TASK STATEMENT: Copy out each line containing "效力為何" from the entries below.

++++ THE RECORDS ++++

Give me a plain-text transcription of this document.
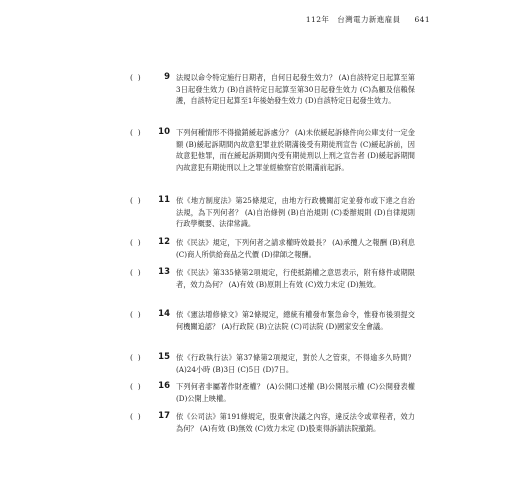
112年 台灣電力新進雇員 641
(  )	9 法規以命令特定施行日期者，自何日起發生效力？ (A)自該特定日起算至第3日起發生效力 (B)自該特定日起算至第30日起發生效力 (C)為顧及信賴保護，自該特定日起算至1年後始發生效力 (D)自該特定日起發生效力。
(  )	10 下列何種情形不得撤銷緩起訴處分？ (A)未依緩起訴條件向公庫支付一定金額 (B)緩起訴期間內故意犯罪並於期滿後受有期徒刑宣告 (C)緩起訴前，因故意犯他罪，而在緩起訴期間內受有期徒刑以上刑之宣告者 (D)緩起訴期間內故意犯有期徒刑以上之罪並經檢察官於期滿前起訴。
(  )	11 依《地方制度法》第25條規定，由地方行政機關訂定並發布或下達之自治法規，為下列何者？ (A)自治條例 (B)自治規則 (C)委辦規則 (D)自律規則行政學概要、法律常識。
(  )	12 依《民法》規定，下列何者之請求權時效最長？ (A)承攬人之報酬 (B)利息 (C)商人所供給商品之代價 (D)律師之報酬。
(  )	13 依《民法》第335條第2項規定，行使抵銷權之意思表示，附有條件或期限者，效力為何？ (A)有效 (B)原則上有效 (C)效力未定 (D)無效。
(  )	14 依《憲法增修條文》第2條規定，總統有權發布緊急命令，惟發布後須提交何機關追認？ (A)行政院 (B)立法院 (C)司法院 (D)國家安全會議。
(  )	15 依《行政執行法》第37條第2項規定，對於人之管束，不得逾多久時間？ (A)24小時 (B)3日 (C)5日 (D)7日。
(  )	16 下列何者非屬著作財產權？ (A)公開口述權 (B)公開展示權 (C)公開發表權 (D)公開上映權。
(  )	17 依《公司法》第191條規定，股東會決議之內容，違反法令或章程者，效力為何？ (A)有效 (B)無效 (C)效力未定 (D)股東得訴請法院撤銷。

++++

EXERCISE RESPONSE:
(  )	13 依《民法》第335條第2項規定，行使抵銷權之意思表示，附有條件或期限者，效力為何？ (A)有效 (B)原則上有效 (C)效力未定 (D)無效。
(  )	17 依《公司法》第191條規定，股東會決議之內容，違反法令或章程者，效力為何？ (A)有效 (B)無效 (C)效力未定 (D)股東得訴請法院撤銷。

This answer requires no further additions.